■ **What this task involves**:
Write each line out again exactly as written.

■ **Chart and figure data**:
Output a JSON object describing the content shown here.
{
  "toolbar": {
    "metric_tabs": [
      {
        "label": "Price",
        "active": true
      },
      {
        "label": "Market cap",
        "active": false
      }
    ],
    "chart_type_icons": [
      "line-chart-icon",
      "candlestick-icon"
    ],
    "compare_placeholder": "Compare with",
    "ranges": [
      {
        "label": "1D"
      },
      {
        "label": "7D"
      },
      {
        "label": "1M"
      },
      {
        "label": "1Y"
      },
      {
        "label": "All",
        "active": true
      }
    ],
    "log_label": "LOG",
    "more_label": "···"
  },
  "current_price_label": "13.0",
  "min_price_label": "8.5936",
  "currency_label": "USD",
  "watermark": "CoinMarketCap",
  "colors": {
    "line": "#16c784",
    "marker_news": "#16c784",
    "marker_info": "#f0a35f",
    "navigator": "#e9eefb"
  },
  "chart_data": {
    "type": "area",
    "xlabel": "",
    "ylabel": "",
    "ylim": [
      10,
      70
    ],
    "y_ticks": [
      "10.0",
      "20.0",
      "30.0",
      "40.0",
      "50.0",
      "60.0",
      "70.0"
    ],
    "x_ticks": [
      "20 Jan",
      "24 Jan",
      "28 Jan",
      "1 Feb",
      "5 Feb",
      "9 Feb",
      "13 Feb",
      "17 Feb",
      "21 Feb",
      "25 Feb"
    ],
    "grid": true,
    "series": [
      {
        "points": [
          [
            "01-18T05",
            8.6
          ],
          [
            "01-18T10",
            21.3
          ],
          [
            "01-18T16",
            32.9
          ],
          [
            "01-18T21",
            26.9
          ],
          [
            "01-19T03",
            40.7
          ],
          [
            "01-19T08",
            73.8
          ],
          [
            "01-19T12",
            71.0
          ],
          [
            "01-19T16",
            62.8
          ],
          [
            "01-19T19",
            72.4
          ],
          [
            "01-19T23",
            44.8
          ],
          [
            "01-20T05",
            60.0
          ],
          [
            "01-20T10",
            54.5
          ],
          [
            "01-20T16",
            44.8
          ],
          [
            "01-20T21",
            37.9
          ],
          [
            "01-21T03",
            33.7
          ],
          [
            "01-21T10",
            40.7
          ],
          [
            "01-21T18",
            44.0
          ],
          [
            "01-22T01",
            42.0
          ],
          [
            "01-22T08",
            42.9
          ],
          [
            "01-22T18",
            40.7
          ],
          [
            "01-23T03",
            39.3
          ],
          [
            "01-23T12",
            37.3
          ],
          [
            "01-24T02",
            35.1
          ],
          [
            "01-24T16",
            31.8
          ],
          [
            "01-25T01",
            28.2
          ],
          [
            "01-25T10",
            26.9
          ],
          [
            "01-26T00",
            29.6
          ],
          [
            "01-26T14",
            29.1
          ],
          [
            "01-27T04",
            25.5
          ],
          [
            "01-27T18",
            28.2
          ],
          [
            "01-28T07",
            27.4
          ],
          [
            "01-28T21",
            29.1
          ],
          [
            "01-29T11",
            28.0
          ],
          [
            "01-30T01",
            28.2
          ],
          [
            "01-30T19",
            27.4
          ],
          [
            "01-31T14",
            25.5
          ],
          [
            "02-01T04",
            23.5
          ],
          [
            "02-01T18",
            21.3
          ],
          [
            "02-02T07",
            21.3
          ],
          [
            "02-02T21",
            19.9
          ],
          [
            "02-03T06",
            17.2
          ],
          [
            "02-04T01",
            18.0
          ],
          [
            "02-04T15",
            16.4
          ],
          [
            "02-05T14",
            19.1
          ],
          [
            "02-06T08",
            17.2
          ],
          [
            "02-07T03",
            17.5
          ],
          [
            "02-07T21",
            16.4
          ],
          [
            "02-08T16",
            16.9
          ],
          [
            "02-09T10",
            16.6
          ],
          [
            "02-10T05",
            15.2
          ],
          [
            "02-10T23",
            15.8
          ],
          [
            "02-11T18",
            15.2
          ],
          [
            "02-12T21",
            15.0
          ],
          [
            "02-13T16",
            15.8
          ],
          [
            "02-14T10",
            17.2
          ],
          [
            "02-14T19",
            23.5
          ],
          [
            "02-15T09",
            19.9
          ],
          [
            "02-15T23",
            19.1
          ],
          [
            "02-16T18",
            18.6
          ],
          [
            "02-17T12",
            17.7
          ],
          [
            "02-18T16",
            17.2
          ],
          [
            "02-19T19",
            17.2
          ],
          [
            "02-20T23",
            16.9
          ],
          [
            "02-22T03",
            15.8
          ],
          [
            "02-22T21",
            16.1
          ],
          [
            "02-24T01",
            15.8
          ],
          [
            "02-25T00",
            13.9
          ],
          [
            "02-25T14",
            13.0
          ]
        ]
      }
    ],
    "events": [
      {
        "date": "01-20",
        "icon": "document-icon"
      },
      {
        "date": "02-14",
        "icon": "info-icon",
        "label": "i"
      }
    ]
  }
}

■ **Result for this exercise**:
Output a JSON object describing the content shown here.
{
  "toolbar": {
    "metric_tabs": [
      {
        "label": "Price",
        "active": true
      },
      {
        "label": "Market cap",
        "active": false
      }
    ],
    "chart_type_icons": [
      "line-chart-icon",
      "candlestick-icon"
    ],
    "compare_placeholder": "Compare with",
    "ranges": [
      {
        "label": "1D"
      },
      {
        "label": "7D"
      },
      {
        "label": "1M"
      },
      {
        "label": "1Y"
      },
      {
        "label": "All",
        "active": true
      }
    ],
    "log_label": "LOG",
    "more_label": "···"
  },
  "current_price_label": "13.0",
  "min_price_label": "8.5936",
  "currency_label": "USD",
  "watermark": "CoinMarketCap",
  "colors": {
    "line": "#16c784",
    "marker_news": "#16c784",
    "marker_info": "#f0a35f",
    "navigator": "#e9eefb"
  },
  "chart_data": {
    "type": "area",
    "xlabel": "",
    "ylabel": "",
    "ylim": [
      10,
      70
    ],
    "y_ticks": [
      "10.0",
      "20.0",
      "30.0",
      "40.0",
      "50.0",
      "60.0",
      "70.0"
    ],
    "x_ticks": [
      "20 Jan",
      "24 Jan",
      "28 Jan",
      "1 Feb",
      "5 Feb",
      "9 Feb",
      "13 Feb",
      "17 Feb",
      "21 Feb",
      "25 Feb"
    ],
    "grid": true,
    "series": [
      {
        "points": [
          [
            "01-18T05",
            8.6
          ],
          [
            "01-18T10",
            21.3
          ],
          [
            "01-18T16",
            32.9
          ],
          [
            "01-18T21",
            26.9
          ],
          [
            "01-19T03",
            40.7
          ],
          [
            "01-19T08",
            73.8
          ],
          [
            "01-19T12",
            71.0
          ],
          [
            "01-19T16",
            62.8
          ],
          [
            "01-19T19",
            72.4
          ],
          [
            "01-19T23",
            44.8
          ],
          [
            "01-20T05",
            60.0
          ],
          [
            "01-20T10",
            54.5
          ],
          [
            "01-20T16",
            44.8
          ],
          [
            "01-20T21",
            37.9
          ],
          [
            "01-21T03",
            33.7
          ],
          [
            "01-21T10",
            40.7
          ],
          [
            "01-21T18",
            44.0
          ],
          [
            "01-22T01",
            42.0
          ],
          [
            "01-22T08",
            42.9
          ],
          [
            "01-22T18",
            40.7
          ],
          [
            "01-23T03",
            39.3
          ],
          [
            "01-23T12",
            37.3
          ],
          [
            "01-24T02",
            35.1
          ],
          [
            "01-24T16",
            31.8
          ],
          [
            "01-25T01",
            28.2
          ],
          [
            "01-25T10",
            26.9
          ],
          [
            "01-26T00",
            29.6
          ],
          [
            "01-26T14",
            29.1
          ],
          [
            "01-27T04",
            25.5
          ],
          [
            "01-27T18",
            28.2
          ],
          [
            "01-28T07",
            27.4
          ],
          [
            "01-28T21",
            29.1
          ],
          [
            "01-29T11",
            28.0
          ],
          [
            "01-30T01",
            28.2
          ],
          [
            "01-30T19",
            27.4
          ],
          [
            "01-31T14",
            25.5
          ],
          [
            "02-01T04",
            23.5
          ],
          [
            "02-01T18",
            21.3
          ],
          [
            "02-02T07",
            21.3
          ],
          [
            "02-02T21",
            19.9
          ],
          [
            "02-03T06",
            17.2
          ],
          [
            "02-04T01",
            18.0
          ],
          [
            "02-04T15",
            16.4
          ],
          [
            "02-05T14",
            19.1
          ],
          [
            "02-06T08",
            17.2
          ],
          [
            "02-07T03",
            17.5
          ],
          [
            "02-07T21",
            16.4
          ],
          [
            "02-08T16",
            16.9
          ],
          [
            "02-09T10",
            16.6
          ],
          [
            "02-10T05",
            15.2
          ],
          [
            "02-10T23",
            15.8
          ],
          [
            "02-11T18",
            15.2
          ],
          [
            "02-12T21",
            15.0
          ],
          [
            "02-13T16",
            15.8
          ],
          [
            "02-14T10",
            17.2
          ],
          [
            "02-14T19",
            23.5
          ],
          [
            "02-15T09",
            19.9
          ],
          [
            "02-15T23",
            19.1
          ],
          [
            "02-16T18",
            18.6
          ],
          [
            "02-17T12",
            17.7
          ],
          [
            "02-18T16",
            17.2
          ],
          [
            "02-19T19",
            17.2
          ],
          [
            "02-20T23",
            16.9
          ],
          [
            "02-22T03",
            15.8
          ],
          [
            "02-22T21",
            16.1
          ],
          [
            "02-24T01",
            15.8
          ],
          [
            "02-25T00",
            13.9
          ],
          [
            "02-25T14",
            13.0
          ]
        ]
      }
    ],
    "events": [
      {
        "date": "01-20",
        "icon": "document-icon"
      },
      {
        "date": "02-14",
        "icon": "info-icon",
        "label": "i"
      }
    ]
  }
}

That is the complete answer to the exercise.